What the task requires — Pull out all lines from the listing below in which the word "不透明度" appears.

Provided material —

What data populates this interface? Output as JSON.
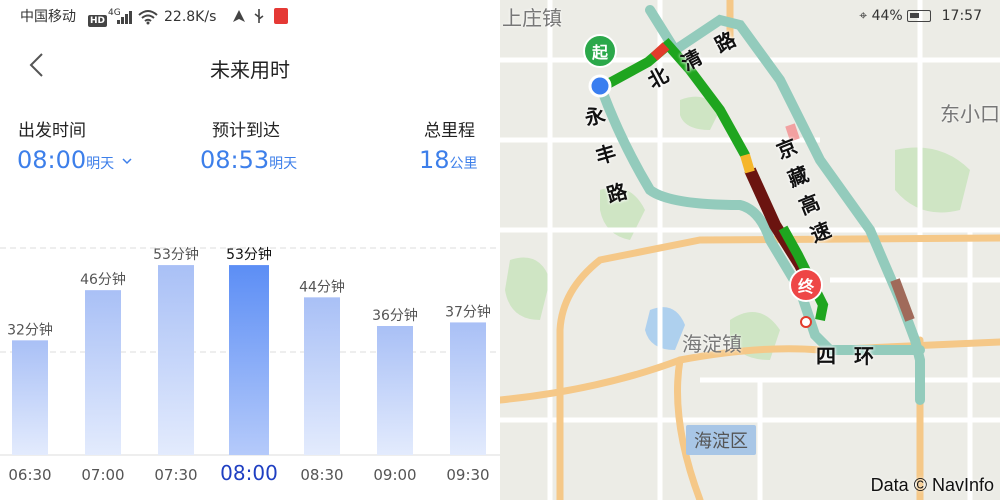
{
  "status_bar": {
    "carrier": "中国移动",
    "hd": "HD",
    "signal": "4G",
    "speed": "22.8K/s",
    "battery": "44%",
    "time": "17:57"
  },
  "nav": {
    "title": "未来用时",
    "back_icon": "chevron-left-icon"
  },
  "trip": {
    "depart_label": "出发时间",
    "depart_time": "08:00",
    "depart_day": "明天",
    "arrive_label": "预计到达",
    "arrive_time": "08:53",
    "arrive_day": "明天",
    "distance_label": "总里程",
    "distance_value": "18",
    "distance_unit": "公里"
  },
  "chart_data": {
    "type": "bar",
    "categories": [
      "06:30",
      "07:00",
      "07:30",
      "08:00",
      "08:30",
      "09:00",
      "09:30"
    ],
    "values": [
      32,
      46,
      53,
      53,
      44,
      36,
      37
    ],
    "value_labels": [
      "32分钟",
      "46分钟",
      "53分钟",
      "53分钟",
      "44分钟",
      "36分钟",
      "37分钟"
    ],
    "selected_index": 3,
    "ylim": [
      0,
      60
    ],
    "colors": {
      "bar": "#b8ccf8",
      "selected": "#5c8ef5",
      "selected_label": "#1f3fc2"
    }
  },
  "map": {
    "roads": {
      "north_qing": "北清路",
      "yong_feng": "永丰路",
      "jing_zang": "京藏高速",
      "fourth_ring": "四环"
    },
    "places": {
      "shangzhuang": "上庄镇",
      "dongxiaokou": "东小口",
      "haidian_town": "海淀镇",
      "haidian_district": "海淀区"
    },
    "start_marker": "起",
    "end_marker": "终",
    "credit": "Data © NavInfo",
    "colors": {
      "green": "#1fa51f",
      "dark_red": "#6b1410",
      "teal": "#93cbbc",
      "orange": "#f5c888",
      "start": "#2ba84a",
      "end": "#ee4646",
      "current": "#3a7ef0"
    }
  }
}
...
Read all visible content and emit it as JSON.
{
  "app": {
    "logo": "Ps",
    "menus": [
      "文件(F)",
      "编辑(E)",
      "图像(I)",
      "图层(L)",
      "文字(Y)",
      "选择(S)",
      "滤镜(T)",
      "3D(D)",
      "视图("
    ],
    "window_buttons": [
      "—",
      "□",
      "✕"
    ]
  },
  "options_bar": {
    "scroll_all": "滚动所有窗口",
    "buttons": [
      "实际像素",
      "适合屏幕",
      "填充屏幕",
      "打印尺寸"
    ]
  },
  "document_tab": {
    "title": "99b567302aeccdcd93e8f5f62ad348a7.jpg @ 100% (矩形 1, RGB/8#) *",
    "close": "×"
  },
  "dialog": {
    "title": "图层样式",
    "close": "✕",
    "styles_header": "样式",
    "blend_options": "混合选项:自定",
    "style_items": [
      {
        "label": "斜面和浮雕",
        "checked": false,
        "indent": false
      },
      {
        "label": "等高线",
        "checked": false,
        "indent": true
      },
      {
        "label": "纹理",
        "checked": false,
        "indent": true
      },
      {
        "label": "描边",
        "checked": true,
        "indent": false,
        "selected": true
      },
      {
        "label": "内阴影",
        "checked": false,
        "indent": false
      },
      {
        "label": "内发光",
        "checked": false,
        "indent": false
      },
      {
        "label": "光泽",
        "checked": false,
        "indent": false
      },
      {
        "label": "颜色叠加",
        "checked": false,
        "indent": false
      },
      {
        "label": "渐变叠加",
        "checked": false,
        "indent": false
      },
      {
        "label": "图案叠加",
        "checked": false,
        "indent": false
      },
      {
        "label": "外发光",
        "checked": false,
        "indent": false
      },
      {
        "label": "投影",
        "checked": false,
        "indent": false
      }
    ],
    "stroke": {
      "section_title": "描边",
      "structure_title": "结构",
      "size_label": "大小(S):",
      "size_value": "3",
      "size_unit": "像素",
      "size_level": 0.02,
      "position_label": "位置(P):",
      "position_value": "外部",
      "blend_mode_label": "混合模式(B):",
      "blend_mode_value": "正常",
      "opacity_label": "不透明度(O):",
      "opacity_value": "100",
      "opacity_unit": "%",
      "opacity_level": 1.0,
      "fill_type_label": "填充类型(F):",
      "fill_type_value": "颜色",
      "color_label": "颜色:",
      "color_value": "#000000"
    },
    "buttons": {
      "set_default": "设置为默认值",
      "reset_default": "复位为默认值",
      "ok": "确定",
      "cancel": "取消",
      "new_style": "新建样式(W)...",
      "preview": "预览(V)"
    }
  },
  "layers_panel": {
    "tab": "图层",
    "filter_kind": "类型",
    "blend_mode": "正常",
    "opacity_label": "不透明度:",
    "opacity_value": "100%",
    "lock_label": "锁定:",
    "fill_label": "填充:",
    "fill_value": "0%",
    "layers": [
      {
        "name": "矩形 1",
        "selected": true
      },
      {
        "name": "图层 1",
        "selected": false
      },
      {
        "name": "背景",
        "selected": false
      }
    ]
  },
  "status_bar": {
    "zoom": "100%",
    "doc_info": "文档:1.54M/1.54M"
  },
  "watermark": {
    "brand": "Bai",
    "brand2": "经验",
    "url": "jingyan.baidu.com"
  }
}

Task solution —
      "opacity_label": "不透明度(O):",
    "opacity_label": "不透明度:",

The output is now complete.